Task :: Show all lines that include the string "than"; copy each one.

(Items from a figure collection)
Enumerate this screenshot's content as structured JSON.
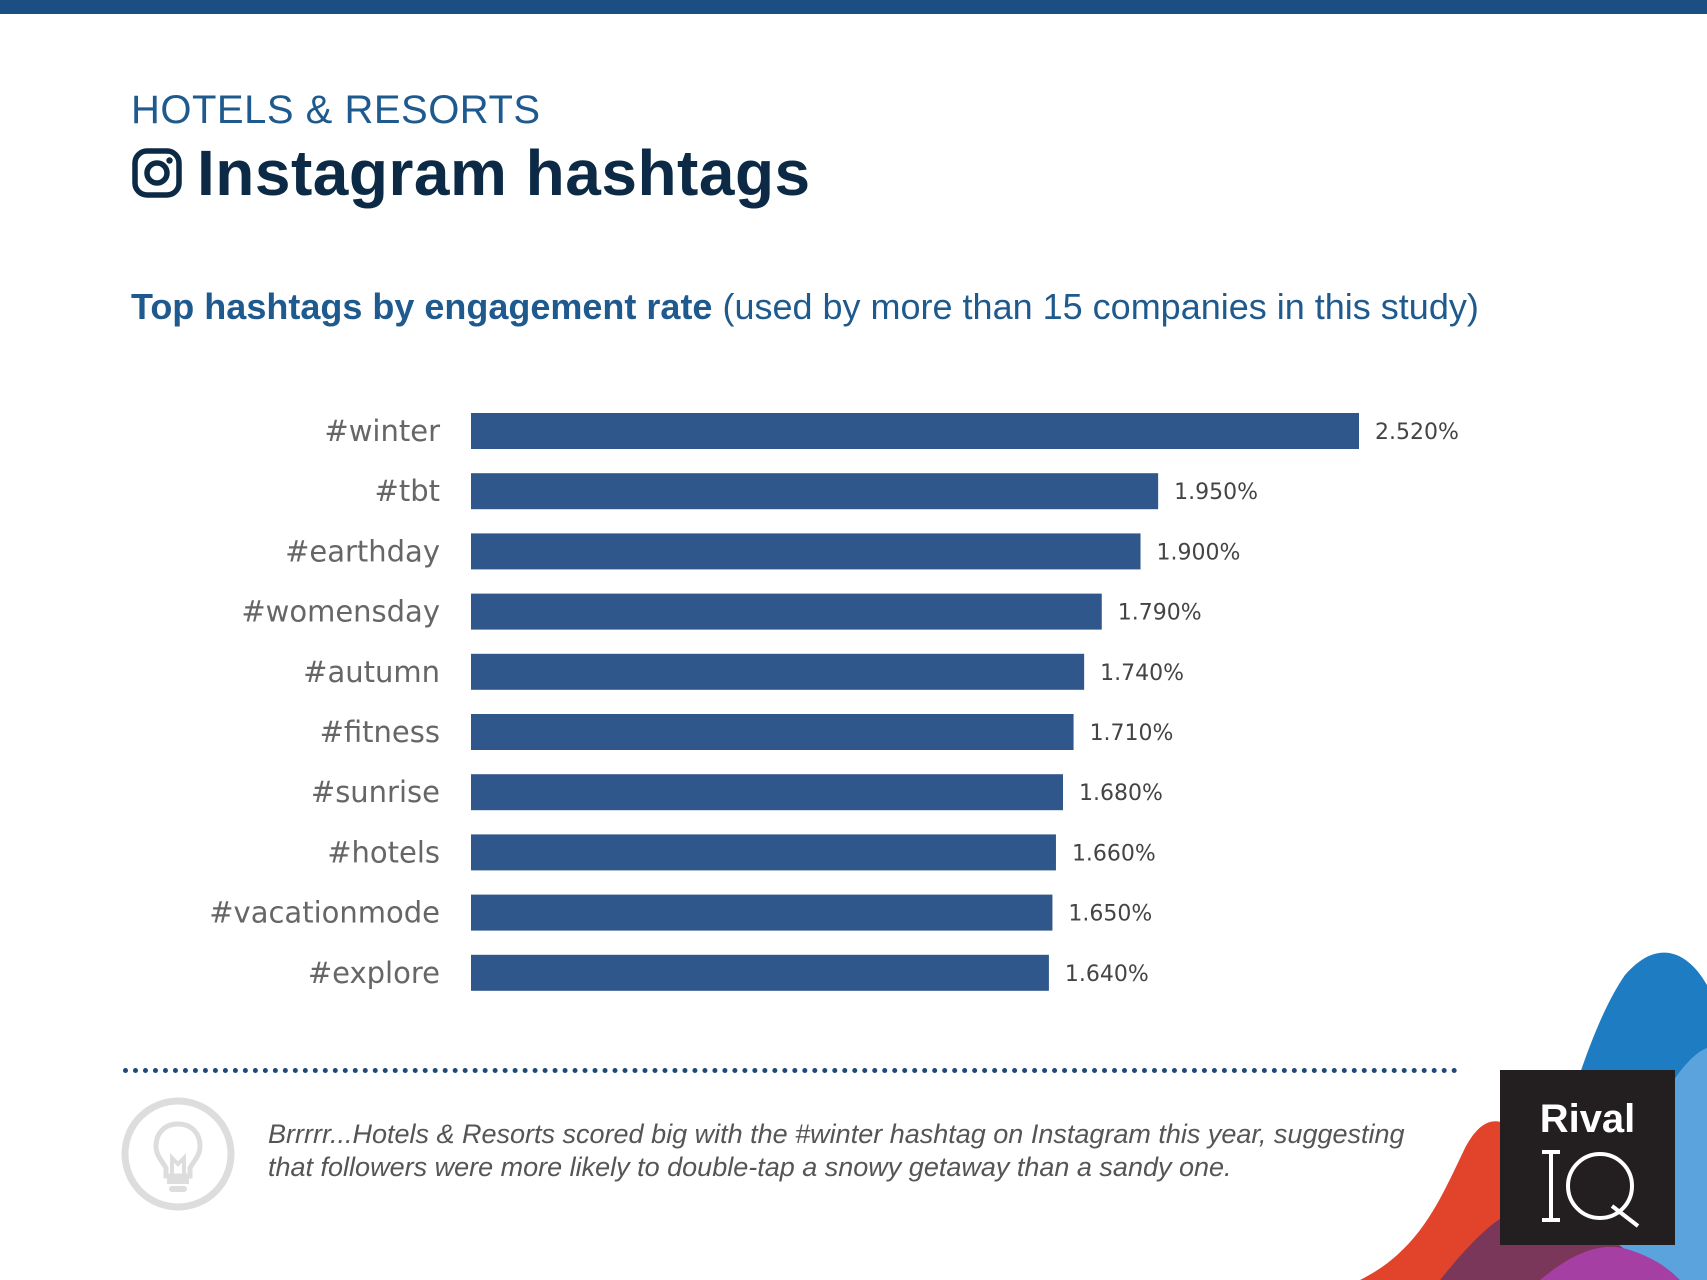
{
  "header": {
    "category": "HOTELS & RESORTS",
    "title": "Instagram hashtags",
    "subtitle_bold": "Top hashtags by engagement rate",
    "subtitle_rest": " (used by more than 15 companies in this study)"
  },
  "chart_data": {
    "type": "bar",
    "orientation": "horizontal",
    "title": "Top hashtags by engagement rate",
    "categories": [
      "#winter",
      "#tbt",
      "#earthday",
      "#womensday",
      "#autumn",
      "#fitness",
      "#sunrise",
      "#hotels",
      "#vacationmode",
      "#explore"
    ],
    "values": [
      2.52,
      1.95,
      1.9,
      1.79,
      1.74,
      1.71,
      1.68,
      1.66,
      1.65,
      1.64
    ],
    "value_labels": [
      "2.520%",
      "1.950%",
      "1.900%",
      "1.790%",
      "1.740%",
      "1.710%",
      "1.680%",
      "1.660%",
      "1.650%",
      "1.640%"
    ],
    "xlim": [
      0,
      2.52
    ],
    "unit": "%",
    "bar_color": "#2f578b"
  },
  "footer": {
    "tip_text": "Brrrrr...Hotels & Resorts scored big with the #winter hashtag on Instagram this year, suggesting that followers were more likely to double-tap a snowy getaway than a sandy one."
  },
  "logo": {
    "line1": "Rival",
    "line2": "IQ"
  },
  "icons": [
    "instagram-icon",
    "lightbulb-icon"
  ],
  "colors": {
    "accent": "#1b4f83",
    "title": "#0c2a45",
    "bar": "#2f578b"
  }
}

Worked solution ::
    "subtitle_rest": " (used by more than 15 companies in this study)"
    "tip_text": "Brrrrr...Hotels & Resorts scored big with the #winter hashtag on Instagram this year, suggesting that followers were more likely to double-tap a snowy getaway than a sandy one."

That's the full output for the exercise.